# TASK PROMPT:
Can you turn the listing below into a Markdown table with the columns "Row" and "Line", numbering each line and leaving out blank ones?

** start SUPPLIED DATA **

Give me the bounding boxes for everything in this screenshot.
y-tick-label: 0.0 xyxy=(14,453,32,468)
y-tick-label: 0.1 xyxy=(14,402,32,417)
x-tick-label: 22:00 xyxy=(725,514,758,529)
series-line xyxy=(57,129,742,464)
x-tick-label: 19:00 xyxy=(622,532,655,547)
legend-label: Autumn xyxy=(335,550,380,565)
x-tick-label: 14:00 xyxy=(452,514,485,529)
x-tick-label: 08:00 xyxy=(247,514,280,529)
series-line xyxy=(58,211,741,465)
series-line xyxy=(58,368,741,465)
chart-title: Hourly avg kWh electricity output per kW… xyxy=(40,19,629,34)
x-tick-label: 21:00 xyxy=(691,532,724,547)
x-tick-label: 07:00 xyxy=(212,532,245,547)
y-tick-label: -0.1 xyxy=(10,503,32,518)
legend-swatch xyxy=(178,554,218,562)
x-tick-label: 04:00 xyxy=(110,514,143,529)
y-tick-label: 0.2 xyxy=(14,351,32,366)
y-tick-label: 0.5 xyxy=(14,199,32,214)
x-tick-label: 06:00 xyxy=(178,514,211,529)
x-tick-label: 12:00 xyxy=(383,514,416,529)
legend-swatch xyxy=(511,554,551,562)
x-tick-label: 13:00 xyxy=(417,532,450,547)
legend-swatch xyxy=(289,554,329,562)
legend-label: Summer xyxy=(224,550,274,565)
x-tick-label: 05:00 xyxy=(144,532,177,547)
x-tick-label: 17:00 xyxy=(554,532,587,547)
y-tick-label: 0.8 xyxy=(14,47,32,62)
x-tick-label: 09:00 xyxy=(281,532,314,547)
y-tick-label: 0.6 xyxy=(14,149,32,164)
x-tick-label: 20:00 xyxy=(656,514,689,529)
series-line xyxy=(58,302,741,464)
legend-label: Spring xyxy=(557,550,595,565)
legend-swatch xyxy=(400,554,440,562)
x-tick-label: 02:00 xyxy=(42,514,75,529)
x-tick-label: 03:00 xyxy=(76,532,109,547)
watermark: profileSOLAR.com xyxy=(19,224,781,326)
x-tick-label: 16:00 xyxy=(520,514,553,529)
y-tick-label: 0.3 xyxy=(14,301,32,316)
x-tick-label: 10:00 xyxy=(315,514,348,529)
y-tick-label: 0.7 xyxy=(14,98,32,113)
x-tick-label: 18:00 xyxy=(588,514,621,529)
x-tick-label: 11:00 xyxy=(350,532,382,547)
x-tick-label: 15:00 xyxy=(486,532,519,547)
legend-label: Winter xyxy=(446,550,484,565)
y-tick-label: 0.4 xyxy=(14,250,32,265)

** end SUPPLIED DATA **

# ANSWER TO THIS TASK:
| Row | Line |
|---|---|
| 1 | Give me the bounding boxes for everything in this screenshot. |
| 2 | y-tick-label: 0.0 xyxy=(14,453,32,468) |
| 3 | y-tick-label: 0.1 xyxy=(14,402,32,417) |
| 4 | x-tick-label: 22:00 xyxy=(725,514,758,529) |
| 5 | series-line xyxy=(57,129,742,464) |
| 6 | x-tick-label: 19:00 xyxy=(622,532,655,547) |
| 7 | legend-label: Autumn xyxy=(335,550,380,565) |
| 8 | x-tick-label: 14:00 xyxy=(452,514,485,529) |
| 9 | x-tick-label: 08:00 xyxy=(247,514,280,529) |
| 10 | series-line xyxy=(58,211,741,465) |
| 11 | series-line xyxy=(58,368,741,465) |
| 12 | chart-title: Hourly avg kWh electricity output per kW… xyxy=(40,19,629,34) |
| 13 | x-tick-label: 21:00 xyxy=(691,532,724,547) |
| 14 | x-tick-label: 07:00 xyxy=(212,532,245,547) |
| 15 | y-tick-label: -0.1 xyxy=(10,503,32,518) |
| 16 | legend-swatch xyxy=(178,554,218,562) |
| 17 | x-tick-label: 04:00 xyxy=(110,514,143,529) |
| 18 | y-tick-label: 0.2 xyxy=(14,351,32,366) |
| 19 | y-tick-label: 0.5 xyxy=(14,199,32,214) |
| 20 | x-tick-label: 06:00 xyxy=(178,514,211,529) |
| 21 | x-tick-label: 12:00 xyxy=(383,514,416,529) |
| 22 | legend-swatch xyxy=(511,554,551,562) |
| 23 | x-tick-label: 13:00 xyxy=(417,532,450,547) |
| 24 | legend-swatch xyxy=(289,554,329,562) |
| 25 | legend-label: Summer xyxy=(224,550,274,565) |
| 26 | x-tick-label: 05:00 xyxy=(144,532,177,547) |
| 27 | x-tick-label: 17:00 xyxy=(554,532,587,547) |
| 28 | y-tick-label: 0.8 xyxy=(14,47,32,62) |
| 29 | x-tick-label: 09:00 xyxy=(281,532,314,547) |
| 30 | y-tick-label: 0.6 xyxy=(14,149,32,164) |
| 31 | x-tick-label: 20:00 xyxy=(656,514,689,529) |
| 32 | series-line xyxy=(58,302,741,464) |
| 33 | legend-label: Spring xyxy=(557,550,595,565) |
| 34 | legend-swatch xyxy=(400,554,440,562) |
| 35 | x-tick-label: 02:00 xyxy=(42,514,75,529) |
| 36 | x-tick-label: 03:00 xyxy=(76,532,109,547) |
| 37 | watermark: profileSOLAR.com xyxy=(19,224,781,326) |
| 38 | x-tick-label: 16:00 xyxy=(520,514,553,529) |
| 39 | y-tick-label: 0.3 xyxy=(14,301,32,316) |
| 40 | x-tick-label: 10:00 xyxy=(315,514,348,529) |
| 41 | y-tick-label: 0.7 xyxy=(14,98,32,113) |
| 42 | x-tick-label: 18:00 xyxy=(588,514,621,529) |
| 43 | x-tick-label: 11:00 xyxy=(350,532,382,547) |
| 44 | x-tick-label: 15:00 xyxy=(486,532,519,547) |
| 45 | legend-label: Winter xyxy=(446,550,484,565) |
| 46 | y-tick-label: 0.4 xyxy=(14,250,32,265) |